● **What you will do**
Produce an exact transcription of the listing below, omitting the pictures.
──────── Data
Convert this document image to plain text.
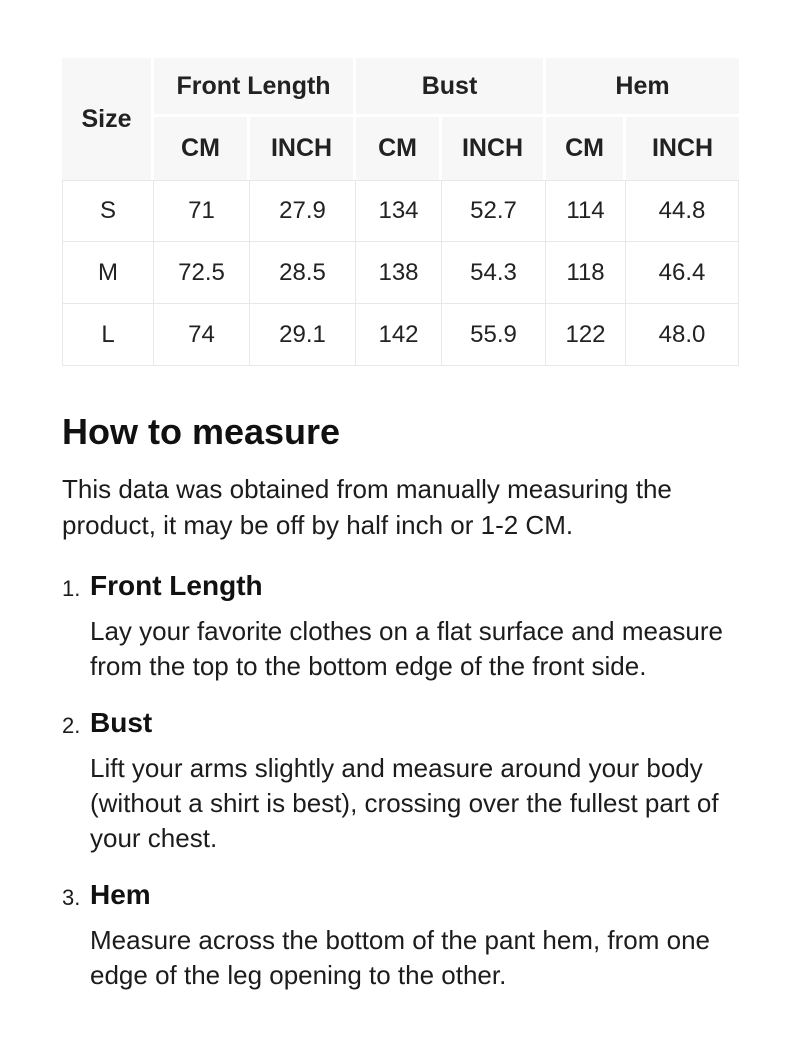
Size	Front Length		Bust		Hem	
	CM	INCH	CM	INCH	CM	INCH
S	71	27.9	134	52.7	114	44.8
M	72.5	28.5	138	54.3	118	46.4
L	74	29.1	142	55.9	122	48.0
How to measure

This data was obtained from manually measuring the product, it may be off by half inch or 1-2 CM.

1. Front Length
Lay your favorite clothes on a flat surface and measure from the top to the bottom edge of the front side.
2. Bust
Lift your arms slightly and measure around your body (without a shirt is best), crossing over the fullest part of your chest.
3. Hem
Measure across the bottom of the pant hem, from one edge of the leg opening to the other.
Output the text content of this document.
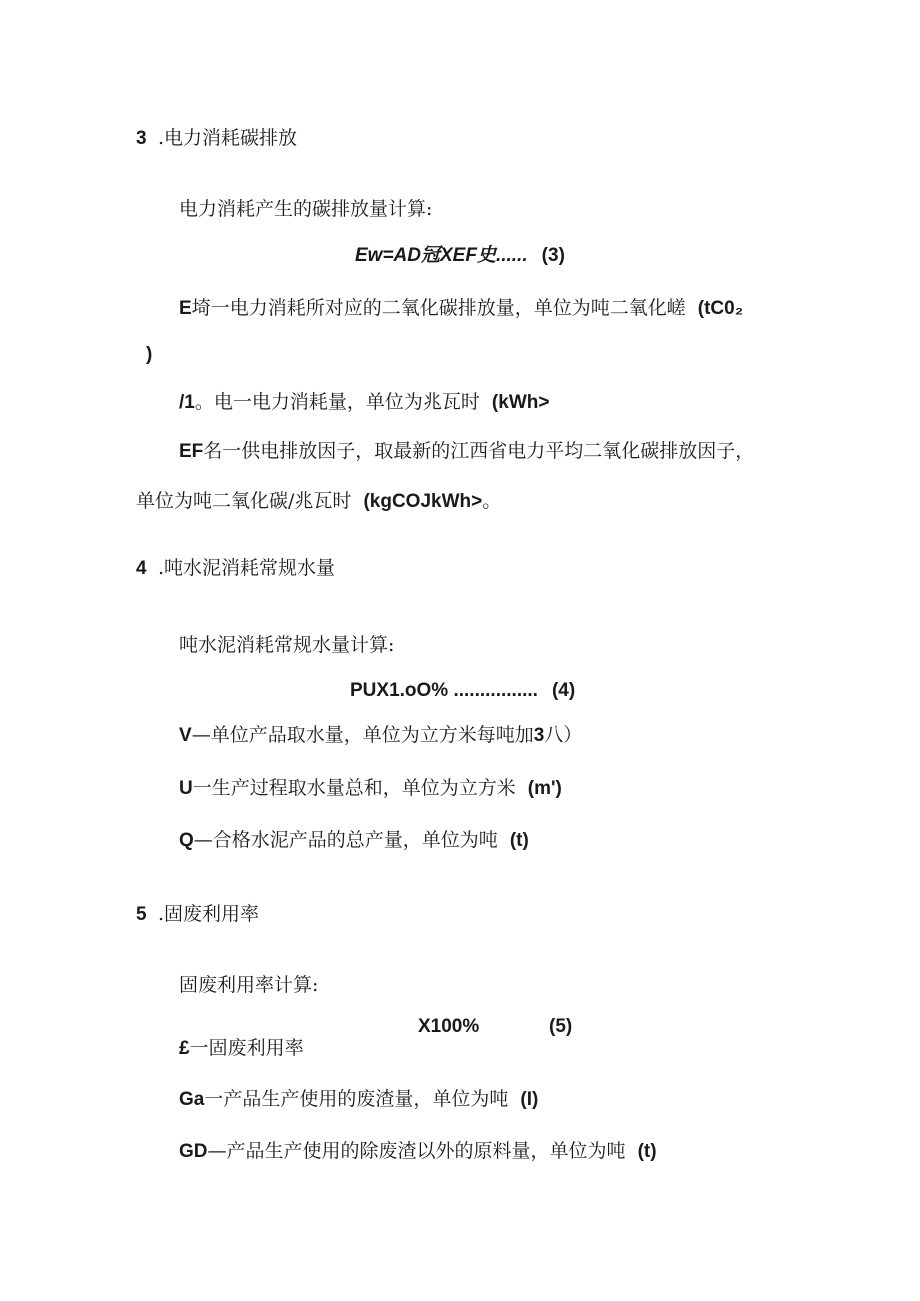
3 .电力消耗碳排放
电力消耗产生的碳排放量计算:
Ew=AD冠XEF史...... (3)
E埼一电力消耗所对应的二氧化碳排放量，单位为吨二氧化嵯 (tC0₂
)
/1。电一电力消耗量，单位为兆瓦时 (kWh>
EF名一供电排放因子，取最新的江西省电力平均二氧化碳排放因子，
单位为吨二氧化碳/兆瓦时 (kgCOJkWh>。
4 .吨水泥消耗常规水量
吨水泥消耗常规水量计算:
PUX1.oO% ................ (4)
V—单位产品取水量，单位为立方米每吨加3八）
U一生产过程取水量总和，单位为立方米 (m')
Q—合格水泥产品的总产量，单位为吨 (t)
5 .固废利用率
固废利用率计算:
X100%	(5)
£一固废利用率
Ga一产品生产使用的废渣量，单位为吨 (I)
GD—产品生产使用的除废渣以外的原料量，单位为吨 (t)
────────────────
● **Problem solution**
Convert this document image to plain text.
Size	Front Length		Bust		Hem	
	CM	INCH	CM	INCH	CM	INCH
S	71	27.9	134	52.7	114	44.8
M	72.5	28.5	138	54.3	118	46.4
L	74	29.1	142	55.9	122	48.0
How to measure

This data was obtained from manually measuring the product, it may be off by half inch or 1-2 CM.

1. Front Length
Lay your favorite clothes on a flat surface and measure from the top to the bottom edge of the front side.
2. Bust
Lift your arms slightly and measure around your body (without a shirt is best), crossing over the fullest part of your chest.
3. Hem
Measure across the bottom of the pant hem, from one edge of the leg opening to the other.
Output the text content of this document.
3 .电力消耗碳排放
电力消耗产生的碳排放量计算:
Ew=AD冠XEF史...... (3)
E埼一电力消耗所对应的二氧化碳排放量，单位为吨二氧化嵯 (tC0₂
)
/1。电一电力消耗量，单位为兆瓦时 (kWh>
EF名一供电排放因子，取最新的江西省电力平均二氧化碳排放因子，
单位为吨二氧化碳/兆瓦时 (kgCOJkWh>。
4 .吨水泥消耗常规水量
吨水泥消耗常规水量计算:
PUX1.oO% ................ (4)
V—单位产品取水量，单位为立方米每吨加3八）
U一生产过程取水量总和，单位为立方米 (m')
Q—合格水泥产品的总产量，单位为吨 (t)
5 .固废利用率
固废利用率计算:
X100%	(5)
£一固废利用率
Ga一产品生产使用的废渣量，单位为吨 (I)
GD—产品生产使用的除废渣以外的原料量，单位为吨 (t)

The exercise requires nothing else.